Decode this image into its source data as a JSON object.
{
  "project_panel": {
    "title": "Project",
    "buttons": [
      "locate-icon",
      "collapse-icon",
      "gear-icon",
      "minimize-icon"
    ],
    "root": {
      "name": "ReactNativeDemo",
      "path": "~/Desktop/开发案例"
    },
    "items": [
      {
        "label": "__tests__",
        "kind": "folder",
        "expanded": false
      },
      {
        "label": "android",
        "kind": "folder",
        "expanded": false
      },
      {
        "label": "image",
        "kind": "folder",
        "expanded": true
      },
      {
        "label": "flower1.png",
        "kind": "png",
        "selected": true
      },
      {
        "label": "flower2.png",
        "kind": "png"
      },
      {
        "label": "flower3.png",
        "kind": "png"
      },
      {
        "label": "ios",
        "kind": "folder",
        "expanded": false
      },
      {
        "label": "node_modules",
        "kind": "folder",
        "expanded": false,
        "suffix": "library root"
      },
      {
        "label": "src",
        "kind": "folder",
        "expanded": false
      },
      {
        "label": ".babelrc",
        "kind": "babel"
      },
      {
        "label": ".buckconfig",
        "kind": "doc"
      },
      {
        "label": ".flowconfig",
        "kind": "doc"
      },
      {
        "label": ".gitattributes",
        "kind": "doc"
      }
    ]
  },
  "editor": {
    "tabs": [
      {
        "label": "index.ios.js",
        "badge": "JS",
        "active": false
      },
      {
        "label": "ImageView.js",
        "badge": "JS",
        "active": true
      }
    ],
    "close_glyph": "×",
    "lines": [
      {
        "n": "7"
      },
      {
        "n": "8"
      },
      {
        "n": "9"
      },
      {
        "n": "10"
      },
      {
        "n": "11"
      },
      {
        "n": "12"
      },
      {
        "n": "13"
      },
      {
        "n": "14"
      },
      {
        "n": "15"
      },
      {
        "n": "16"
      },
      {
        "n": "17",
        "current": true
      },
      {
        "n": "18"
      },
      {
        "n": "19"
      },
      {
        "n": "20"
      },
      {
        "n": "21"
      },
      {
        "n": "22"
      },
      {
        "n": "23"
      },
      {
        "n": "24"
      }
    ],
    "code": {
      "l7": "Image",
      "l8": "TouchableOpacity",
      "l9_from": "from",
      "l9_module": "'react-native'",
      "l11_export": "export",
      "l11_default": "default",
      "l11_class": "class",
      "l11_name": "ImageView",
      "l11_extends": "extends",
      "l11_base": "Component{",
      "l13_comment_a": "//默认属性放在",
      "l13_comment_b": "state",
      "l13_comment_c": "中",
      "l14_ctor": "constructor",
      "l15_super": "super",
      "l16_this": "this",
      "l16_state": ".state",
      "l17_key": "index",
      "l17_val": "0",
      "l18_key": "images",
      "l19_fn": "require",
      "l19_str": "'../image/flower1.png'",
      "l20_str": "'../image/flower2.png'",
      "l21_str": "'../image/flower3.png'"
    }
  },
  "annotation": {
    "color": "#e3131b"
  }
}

-- -- --

_Aim_
Write every record out again, unaltered.

_Exercise response_
Decode this image into its source data as a JSON object.
{
  "project_panel": {
    "title": "Project",
    "buttons": [
      "locate-icon",
      "collapse-icon",
      "gear-icon",
      "minimize-icon"
    ],
    "root": {
      "name": "ReactNativeDemo",
      "path": "~/Desktop/开发案例"
    },
    "items": [
      {
        "label": "__tests__",
        "kind": "folder",
        "expanded": false
      },
      {
        "label": "android",
        "kind": "folder",
        "expanded": false
      },
      {
        "label": "image",
        "kind": "folder",
        "expanded": true
      },
      {
        "label": "flower1.png",
        "kind": "png",
        "selected": true
      },
      {
        "label": "flower2.png",
        "kind": "png"
      },
      {
        "label": "flower3.png",
        "kind": "png"
      },
      {
        "label": "ios",
        "kind": "folder",
        "expanded": false
      },
      {
        "label": "node_modules",
        "kind": "folder",
        "expanded": false,
        "suffix": "library root"
      },
      {
        "label": "src",
        "kind": "folder",
        "expanded": false
      },
      {
        "label": ".babelrc",
        "kind": "babel"
      },
      {
        "label": ".buckconfig",
        "kind": "doc"
      },
      {
        "label": ".flowconfig",
        "kind": "doc"
      },
      {
        "label": ".gitattributes",
        "kind": "doc"
      }
    ]
  },
  "editor": {
    "tabs": [
      {
        "label": "index.ios.js",
        "badge": "JS",
        "active": false
      },
      {
        "label": "ImageView.js",
        "badge": "JS",
        "active": true
      }
    ],
    "close_glyph": "×",
    "lines": [
      {
        "n": "7"
      },
      {
        "n": "8"
      },
      {
        "n": "9"
      },
      {
        "n": "10"
      },
      {
        "n": "11"
      },
      {
        "n": "12"
      },
      {
        "n": "13"
      },
      {
        "n": "14"
      },
      {
        "n": "15"
      },
      {
        "n": "16"
      },
      {
        "n": "17",
        "current": true
      },
      {
        "n": "18"
      },
      {
        "n": "19"
      },
      {
        "n": "20"
      },
      {
        "n": "21"
      },
      {
        "n": "22"
      },
      {
        "n": "23"
      },
      {
        "n": "24"
      }
    ],
    "code": {
      "l7": "Image",
      "l8": "TouchableOpacity",
      "l9_from": "from",
      "l9_module": "'react-native'",
      "l11_export": "export",
      "l11_default": "default",
      "l11_class": "class",
      "l11_name": "ImageView",
      "l11_extends": "extends",
      "l11_base": "Component{",
      "l13_comment_a": "//默认属性放在",
      "l13_comment_b": "state",
      "l13_comment_c": "中",
      "l14_ctor": "constructor",
      "l15_super": "super",
      "l16_this": "this",
      "l16_state": ".state",
      "l17_key": "index",
      "l17_val": "0",
      "l18_key": "images",
      "l19_fn": "require",
      "l19_str": "'../image/flower1.png'",
      "l20_str": "'../image/flower2.png'",
      "l21_str": "'../image/flower3.png'"
    }
  },
  "annotation": {
    "color": "#e3131b"
  }
}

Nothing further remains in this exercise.